[Dataset records]
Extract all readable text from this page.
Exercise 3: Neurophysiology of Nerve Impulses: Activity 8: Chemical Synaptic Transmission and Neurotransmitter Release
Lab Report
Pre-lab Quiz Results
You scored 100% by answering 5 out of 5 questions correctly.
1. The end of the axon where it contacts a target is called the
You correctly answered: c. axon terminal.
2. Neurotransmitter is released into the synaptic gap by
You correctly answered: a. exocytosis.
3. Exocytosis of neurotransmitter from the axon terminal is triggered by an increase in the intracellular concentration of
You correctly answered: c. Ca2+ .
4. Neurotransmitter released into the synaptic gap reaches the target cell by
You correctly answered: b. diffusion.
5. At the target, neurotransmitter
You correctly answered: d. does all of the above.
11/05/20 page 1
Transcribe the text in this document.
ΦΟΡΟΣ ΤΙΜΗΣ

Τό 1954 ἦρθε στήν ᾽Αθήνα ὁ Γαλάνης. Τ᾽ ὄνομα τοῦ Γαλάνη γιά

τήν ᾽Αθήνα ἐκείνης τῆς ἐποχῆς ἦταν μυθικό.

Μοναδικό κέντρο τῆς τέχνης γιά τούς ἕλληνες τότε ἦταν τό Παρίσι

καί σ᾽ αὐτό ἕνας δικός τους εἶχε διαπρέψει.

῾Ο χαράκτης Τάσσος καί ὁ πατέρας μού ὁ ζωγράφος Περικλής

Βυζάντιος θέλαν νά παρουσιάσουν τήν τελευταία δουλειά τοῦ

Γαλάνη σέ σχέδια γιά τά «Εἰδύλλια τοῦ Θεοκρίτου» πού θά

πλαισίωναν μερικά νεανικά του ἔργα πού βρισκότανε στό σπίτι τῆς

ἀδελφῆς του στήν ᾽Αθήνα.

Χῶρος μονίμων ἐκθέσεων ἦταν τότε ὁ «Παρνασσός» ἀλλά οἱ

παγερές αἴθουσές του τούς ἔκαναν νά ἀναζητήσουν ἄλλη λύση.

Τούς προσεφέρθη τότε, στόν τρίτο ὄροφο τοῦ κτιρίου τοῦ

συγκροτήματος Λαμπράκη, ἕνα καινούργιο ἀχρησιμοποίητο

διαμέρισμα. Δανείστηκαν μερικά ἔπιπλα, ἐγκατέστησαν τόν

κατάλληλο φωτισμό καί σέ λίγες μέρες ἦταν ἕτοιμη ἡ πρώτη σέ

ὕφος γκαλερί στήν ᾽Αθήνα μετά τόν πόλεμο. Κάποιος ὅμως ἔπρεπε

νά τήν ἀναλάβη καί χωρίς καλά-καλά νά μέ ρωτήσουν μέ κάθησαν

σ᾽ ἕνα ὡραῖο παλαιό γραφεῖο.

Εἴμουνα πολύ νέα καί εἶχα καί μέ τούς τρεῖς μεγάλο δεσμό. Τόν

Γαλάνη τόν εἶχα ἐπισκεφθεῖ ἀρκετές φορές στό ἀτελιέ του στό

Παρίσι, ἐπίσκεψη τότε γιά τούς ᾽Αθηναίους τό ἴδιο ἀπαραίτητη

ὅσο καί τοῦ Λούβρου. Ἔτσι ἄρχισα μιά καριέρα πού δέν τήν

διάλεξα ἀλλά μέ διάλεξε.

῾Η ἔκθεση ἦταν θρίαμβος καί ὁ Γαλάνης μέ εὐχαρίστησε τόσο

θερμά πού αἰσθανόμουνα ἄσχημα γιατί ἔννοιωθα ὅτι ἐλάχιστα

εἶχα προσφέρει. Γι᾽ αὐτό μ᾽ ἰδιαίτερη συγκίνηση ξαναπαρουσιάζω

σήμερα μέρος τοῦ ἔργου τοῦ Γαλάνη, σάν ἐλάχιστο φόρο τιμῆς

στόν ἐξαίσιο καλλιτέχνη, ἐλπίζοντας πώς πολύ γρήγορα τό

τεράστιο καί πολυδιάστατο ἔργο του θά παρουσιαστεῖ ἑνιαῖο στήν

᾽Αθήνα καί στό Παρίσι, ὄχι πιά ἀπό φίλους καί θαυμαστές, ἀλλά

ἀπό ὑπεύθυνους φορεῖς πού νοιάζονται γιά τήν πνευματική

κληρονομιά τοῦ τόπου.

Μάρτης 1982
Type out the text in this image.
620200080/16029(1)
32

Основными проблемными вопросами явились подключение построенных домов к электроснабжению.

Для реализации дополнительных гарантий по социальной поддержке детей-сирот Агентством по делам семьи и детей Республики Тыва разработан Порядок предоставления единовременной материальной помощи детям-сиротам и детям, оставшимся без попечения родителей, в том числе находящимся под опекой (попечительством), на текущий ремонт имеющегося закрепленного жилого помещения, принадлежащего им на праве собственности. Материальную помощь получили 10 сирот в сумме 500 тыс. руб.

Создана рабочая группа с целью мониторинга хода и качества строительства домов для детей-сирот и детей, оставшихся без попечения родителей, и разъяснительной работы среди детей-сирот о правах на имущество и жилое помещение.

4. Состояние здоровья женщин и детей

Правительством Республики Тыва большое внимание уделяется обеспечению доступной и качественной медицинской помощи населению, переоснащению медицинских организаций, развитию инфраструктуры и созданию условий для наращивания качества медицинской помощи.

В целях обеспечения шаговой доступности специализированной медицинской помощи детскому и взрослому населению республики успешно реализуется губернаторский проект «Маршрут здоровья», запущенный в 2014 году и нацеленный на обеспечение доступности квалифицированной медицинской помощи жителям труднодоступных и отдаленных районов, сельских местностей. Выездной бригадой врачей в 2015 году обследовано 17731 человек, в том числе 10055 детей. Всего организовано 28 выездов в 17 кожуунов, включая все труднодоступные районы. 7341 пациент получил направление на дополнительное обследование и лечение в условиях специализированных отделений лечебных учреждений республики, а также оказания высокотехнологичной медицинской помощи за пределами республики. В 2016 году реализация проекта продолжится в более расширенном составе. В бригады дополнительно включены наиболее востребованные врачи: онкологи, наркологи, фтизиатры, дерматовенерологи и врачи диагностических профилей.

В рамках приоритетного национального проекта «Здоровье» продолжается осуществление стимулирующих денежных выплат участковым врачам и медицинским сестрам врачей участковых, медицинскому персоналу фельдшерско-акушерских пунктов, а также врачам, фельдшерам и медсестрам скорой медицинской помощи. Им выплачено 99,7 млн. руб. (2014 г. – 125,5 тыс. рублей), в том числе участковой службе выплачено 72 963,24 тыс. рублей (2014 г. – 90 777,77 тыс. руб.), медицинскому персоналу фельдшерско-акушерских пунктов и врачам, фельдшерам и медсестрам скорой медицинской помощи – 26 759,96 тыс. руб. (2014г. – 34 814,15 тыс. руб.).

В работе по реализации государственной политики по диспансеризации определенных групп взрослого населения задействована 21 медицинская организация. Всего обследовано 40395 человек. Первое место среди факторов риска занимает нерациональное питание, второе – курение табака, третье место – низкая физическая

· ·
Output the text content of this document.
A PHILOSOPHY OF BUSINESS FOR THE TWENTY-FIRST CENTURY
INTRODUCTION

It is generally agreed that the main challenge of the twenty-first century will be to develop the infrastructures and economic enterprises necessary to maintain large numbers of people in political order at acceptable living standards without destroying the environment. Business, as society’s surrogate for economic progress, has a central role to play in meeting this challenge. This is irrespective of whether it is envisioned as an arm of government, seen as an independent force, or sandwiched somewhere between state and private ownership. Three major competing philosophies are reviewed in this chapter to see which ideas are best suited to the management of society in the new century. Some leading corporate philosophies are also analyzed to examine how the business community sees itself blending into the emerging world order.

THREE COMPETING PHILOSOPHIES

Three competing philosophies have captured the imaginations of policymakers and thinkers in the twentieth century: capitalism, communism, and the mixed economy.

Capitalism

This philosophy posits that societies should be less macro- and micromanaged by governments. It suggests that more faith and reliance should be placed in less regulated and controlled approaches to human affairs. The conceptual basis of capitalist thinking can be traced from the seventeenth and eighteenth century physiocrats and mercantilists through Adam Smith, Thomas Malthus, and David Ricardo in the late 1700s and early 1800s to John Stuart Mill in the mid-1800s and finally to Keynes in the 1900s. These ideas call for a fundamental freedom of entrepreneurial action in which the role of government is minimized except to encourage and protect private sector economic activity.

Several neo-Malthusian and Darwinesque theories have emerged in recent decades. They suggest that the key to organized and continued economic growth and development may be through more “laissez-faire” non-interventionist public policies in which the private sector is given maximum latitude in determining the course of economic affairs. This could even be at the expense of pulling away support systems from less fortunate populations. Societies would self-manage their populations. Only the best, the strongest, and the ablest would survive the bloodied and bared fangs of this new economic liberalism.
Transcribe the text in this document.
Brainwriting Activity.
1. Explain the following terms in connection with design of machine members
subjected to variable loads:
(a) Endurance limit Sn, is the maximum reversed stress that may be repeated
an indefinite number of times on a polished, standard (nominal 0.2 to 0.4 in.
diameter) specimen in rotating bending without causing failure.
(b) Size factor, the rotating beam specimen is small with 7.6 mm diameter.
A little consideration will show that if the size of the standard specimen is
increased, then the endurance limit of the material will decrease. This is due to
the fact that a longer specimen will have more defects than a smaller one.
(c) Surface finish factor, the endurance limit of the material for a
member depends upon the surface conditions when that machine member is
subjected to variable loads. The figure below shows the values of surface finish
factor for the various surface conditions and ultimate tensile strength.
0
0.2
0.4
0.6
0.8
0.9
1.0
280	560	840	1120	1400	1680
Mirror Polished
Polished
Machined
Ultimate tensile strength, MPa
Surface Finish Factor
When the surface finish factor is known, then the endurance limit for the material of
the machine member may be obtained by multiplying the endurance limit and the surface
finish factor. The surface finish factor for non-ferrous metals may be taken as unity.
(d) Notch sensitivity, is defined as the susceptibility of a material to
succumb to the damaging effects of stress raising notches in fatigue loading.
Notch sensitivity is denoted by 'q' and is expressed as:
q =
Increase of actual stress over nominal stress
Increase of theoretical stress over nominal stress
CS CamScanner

- EXERCISE
Each line holding the word "terminal" counts once; report the total and nothing else.

- THE RESPONSE
2